What is expected:
All of the data needs to be repeated exactly.
════
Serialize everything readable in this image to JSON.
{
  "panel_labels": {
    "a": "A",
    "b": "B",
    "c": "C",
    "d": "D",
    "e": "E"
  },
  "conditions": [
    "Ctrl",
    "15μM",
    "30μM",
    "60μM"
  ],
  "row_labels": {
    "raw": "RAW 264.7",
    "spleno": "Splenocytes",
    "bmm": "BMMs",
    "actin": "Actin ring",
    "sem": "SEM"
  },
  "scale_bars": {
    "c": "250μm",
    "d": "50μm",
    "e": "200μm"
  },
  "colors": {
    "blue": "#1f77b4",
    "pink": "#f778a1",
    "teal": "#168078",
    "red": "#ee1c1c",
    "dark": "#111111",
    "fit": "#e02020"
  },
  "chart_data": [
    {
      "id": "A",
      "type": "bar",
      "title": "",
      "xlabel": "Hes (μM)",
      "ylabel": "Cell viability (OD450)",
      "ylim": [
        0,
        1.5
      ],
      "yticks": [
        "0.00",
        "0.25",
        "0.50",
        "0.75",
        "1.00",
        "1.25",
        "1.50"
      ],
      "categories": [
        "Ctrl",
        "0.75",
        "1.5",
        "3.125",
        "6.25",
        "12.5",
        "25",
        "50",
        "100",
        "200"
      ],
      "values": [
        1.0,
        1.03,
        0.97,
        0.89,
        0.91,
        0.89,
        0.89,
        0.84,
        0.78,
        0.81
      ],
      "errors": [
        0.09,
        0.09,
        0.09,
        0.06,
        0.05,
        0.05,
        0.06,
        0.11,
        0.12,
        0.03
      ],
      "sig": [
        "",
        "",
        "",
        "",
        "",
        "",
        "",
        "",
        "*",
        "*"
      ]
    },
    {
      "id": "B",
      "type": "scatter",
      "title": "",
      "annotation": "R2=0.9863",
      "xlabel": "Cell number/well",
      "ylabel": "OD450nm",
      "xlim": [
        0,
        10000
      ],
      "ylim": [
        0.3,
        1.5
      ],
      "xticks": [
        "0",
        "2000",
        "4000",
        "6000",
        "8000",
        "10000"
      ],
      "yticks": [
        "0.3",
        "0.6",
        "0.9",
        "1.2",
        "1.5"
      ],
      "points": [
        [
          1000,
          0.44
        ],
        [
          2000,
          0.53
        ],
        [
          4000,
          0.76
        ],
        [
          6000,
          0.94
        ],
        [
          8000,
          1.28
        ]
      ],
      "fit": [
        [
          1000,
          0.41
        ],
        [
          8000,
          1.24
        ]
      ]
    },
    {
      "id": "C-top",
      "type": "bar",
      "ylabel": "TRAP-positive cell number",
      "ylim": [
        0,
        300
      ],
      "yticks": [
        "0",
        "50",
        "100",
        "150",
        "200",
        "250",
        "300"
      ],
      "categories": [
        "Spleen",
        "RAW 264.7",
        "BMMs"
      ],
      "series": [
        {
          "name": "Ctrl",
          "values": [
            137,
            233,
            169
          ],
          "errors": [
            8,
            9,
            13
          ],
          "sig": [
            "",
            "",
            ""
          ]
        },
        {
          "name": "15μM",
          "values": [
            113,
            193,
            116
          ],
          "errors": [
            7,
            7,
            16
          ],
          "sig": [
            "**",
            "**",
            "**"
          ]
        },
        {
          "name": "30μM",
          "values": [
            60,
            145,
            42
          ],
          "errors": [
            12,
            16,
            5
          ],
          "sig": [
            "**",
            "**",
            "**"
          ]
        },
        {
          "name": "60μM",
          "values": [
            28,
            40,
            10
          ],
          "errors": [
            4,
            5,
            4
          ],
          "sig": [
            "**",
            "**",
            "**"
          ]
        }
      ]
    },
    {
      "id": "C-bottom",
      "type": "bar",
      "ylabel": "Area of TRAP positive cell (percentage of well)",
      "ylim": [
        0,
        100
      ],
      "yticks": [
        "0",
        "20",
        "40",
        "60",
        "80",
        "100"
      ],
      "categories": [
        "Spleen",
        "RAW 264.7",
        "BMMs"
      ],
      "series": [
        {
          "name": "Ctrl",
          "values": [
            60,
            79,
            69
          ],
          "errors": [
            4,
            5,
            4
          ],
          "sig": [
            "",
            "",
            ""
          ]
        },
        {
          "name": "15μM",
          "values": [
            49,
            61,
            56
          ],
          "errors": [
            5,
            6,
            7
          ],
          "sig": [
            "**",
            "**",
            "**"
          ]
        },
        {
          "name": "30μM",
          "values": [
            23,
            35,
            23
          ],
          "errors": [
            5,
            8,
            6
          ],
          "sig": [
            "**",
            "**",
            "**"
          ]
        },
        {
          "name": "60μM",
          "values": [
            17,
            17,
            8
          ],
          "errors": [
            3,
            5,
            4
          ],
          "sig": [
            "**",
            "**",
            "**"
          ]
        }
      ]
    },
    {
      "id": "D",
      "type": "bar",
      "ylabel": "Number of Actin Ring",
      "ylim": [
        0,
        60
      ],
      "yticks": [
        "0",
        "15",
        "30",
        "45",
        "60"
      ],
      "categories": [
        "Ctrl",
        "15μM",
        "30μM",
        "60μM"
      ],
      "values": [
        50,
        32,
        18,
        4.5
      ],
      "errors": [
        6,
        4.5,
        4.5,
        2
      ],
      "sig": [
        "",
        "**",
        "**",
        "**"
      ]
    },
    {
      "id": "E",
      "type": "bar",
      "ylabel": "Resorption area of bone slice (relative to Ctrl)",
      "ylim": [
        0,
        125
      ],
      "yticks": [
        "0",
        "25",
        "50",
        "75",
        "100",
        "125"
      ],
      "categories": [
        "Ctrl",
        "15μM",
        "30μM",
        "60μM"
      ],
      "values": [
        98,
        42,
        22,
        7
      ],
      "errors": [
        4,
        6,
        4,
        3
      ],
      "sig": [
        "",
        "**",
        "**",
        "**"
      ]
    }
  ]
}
════
Output of the exercise:
Serialize everything readable in this image to JSON.
{
  "panel_labels": {
    "a": "A",
    "b": "B",
    "c": "C",
    "d": "D",
    "e": "E"
  },
  "conditions": [
    "Ctrl",
    "15μM",
    "30μM",
    "60μM"
  ],
  "row_labels": {
    "raw": "RAW 264.7",
    "spleno": "Splenocytes",
    "bmm": "BMMs",
    "actin": "Actin ring",
    "sem": "SEM"
  },
  "scale_bars": {
    "c": "250μm",
    "d": "50μm",
    "e": "200μm"
  },
  "colors": {
    "blue": "#1f77b4",
    "pink": "#f778a1",
    "teal": "#168078",
    "red": "#ee1c1c",
    "dark": "#111111",
    "fit": "#e02020"
  },
  "chart_data": [
    {
      "id": "A",
      "type": "bar",
      "title": "",
      "xlabel": "Hes (μM)",
      "ylabel": "Cell viability (OD450)",
      "ylim": [
        0,
        1.5
      ],
      "yticks": [
        "0.00",
        "0.25",
        "0.50",
        "0.75",
        "1.00",
        "1.25",
        "1.50"
      ],
      "categories": [
        "Ctrl",
        "0.75",
        "1.5",
        "3.125",
        "6.25",
        "12.5",
        "25",
        "50",
        "100",
        "200"
      ],
      "values": [
        1.0,
        1.03,
        0.97,
        0.89,
        0.91,
        0.89,
        0.89,
        0.84,
        0.78,
        0.81
      ],
      "errors": [
        0.09,
        0.09,
        0.09,
        0.06,
        0.05,
        0.05,
        0.06,
        0.11,
        0.12,
        0.03
      ],
      "sig": [
        "",
        "",
        "",
        "",
        "",
        "",
        "",
        "",
        "*",
        "*"
      ]
    },
    {
      "id": "B",
      "type": "scatter",
      "title": "",
      "annotation": "R2=0.9863",
      "xlabel": "Cell number/well",
      "ylabel": "OD450nm",
      "xlim": [
        0,
        10000
      ],
      "ylim": [
        0.3,
        1.5
      ],
      "xticks": [
        "0",
        "2000",
        "4000",
        "6000",
        "8000",
        "10000"
      ],
      "yticks": [
        "0.3",
        "0.6",
        "0.9",
        "1.2",
        "1.5"
      ],
      "points": [
        [
          1000,
          0.44
        ],
        [
          2000,
          0.53
        ],
        [
          4000,
          0.76
        ],
        [
          6000,
          0.94
        ],
        [
          8000,
          1.28
        ]
      ],
      "fit": [
        [
          1000,
          0.41
        ],
        [
          8000,
          1.24
        ]
      ]
    },
    {
      "id": "C-top",
      "type": "bar",
      "ylabel": "TRAP-positive cell number",
      "ylim": [
        0,
        300
      ],
      "yticks": [
        "0",
        "50",
        "100",
        "150",
        "200",
        "250",
        "300"
      ],
      "categories": [
        "Spleen",
        "RAW 264.7",
        "BMMs"
      ],
      "series": [
        {
          "name": "Ctrl",
          "values": [
            137,
            233,
            169
          ],
          "errors": [
            8,
            9,
            13
          ],
          "sig": [
            "",
            "",
            ""
          ]
        },
        {
          "name": "15μM",
          "values": [
            113,
            193,
            116
          ],
          "errors": [
            7,
            7,
            16
          ],
          "sig": [
            "**",
            "**",
            "**"
          ]
        },
        {
          "name": "30μM",
          "values": [
            60,
            145,
            42
          ],
          "errors": [
            12,
            16,
            5
          ],
          "sig": [
            "**",
            "**",
            "**"
          ]
        },
        {
          "name": "60μM",
          "values": [
            28,
            40,
            10
          ],
          "errors": [
            4,
            5,
            4
          ],
          "sig": [
            "**",
            "**",
            "**"
          ]
        }
      ]
    },
    {
      "id": "C-bottom",
      "type": "bar",
      "ylabel": "Area of TRAP positive cell (percentage of well)",
      "ylim": [
        0,
        100
      ],
      "yticks": [
        "0",
        "20",
        "40",
        "60",
        "80",
        "100"
      ],
      "categories": [
        "Spleen",
        "RAW 264.7",
        "BMMs"
      ],
      "series": [
        {
          "name": "Ctrl",
          "values": [
            60,
            79,
            69
          ],
          "errors": [
            4,
            5,
            4
          ],
          "sig": [
            "",
            "",
            ""
          ]
        },
        {
          "name": "15μM",
          "values": [
            49,
            61,
            56
          ],
          "errors": [
            5,
            6,
            7
          ],
          "sig": [
            "**",
            "**",
            "**"
          ]
        },
        {
          "name": "30μM",
          "values": [
            23,
            35,
            23
          ],
          "errors": [
            5,
            8,
            6
          ],
          "sig": [
            "**",
            "**",
            "**"
          ]
        },
        {
          "name": "60μM",
          "values": [
            17,
            17,
            8
          ],
          "errors": [
            3,
            5,
            4
          ],
          "sig": [
            "**",
            "**",
            "**"
          ]
        }
      ]
    },
    {
      "id": "D",
      "type": "bar",
      "ylabel": "Number of Actin Ring",
      "ylim": [
        0,
        60
      ],
      "yticks": [
        "0",
        "15",
        "30",
        "45",
        "60"
      ],
      "categories": [
        "Ctrl",
        "15μM",
        "30μM",
        "60μM"
      ],
      "values": [
        50,
        32,
        18,
        4.5
      ],
      "errors": [
        6,
        4.5,
        4.5,
        2
      ],
      "sig": [
        "",
        "**",
        "**",
        "**"
      ]
    },
    {
      "id": "E",
      "type": "bar",
      "ylabel": "Resorption area of bone slice (relative to Ctrl)",
      "ylim": [
        0,
        125
      ],
      "yticks": [
        "0",
        "25",
        "50",
        "75",
        "100",
        "125"
      ],
      "categories": [
        "Ctrl",
        "15μM",
        "30μM",
        "60μM"
      ],
      "values": [
        98,
        42,
        22,
        7
      ],
      "errors": [
        4,
        6,
        4,
        3
      ],
      "sig": [
        "",
        "**",
        "**",
        "**"
      ]
    }
  ]
}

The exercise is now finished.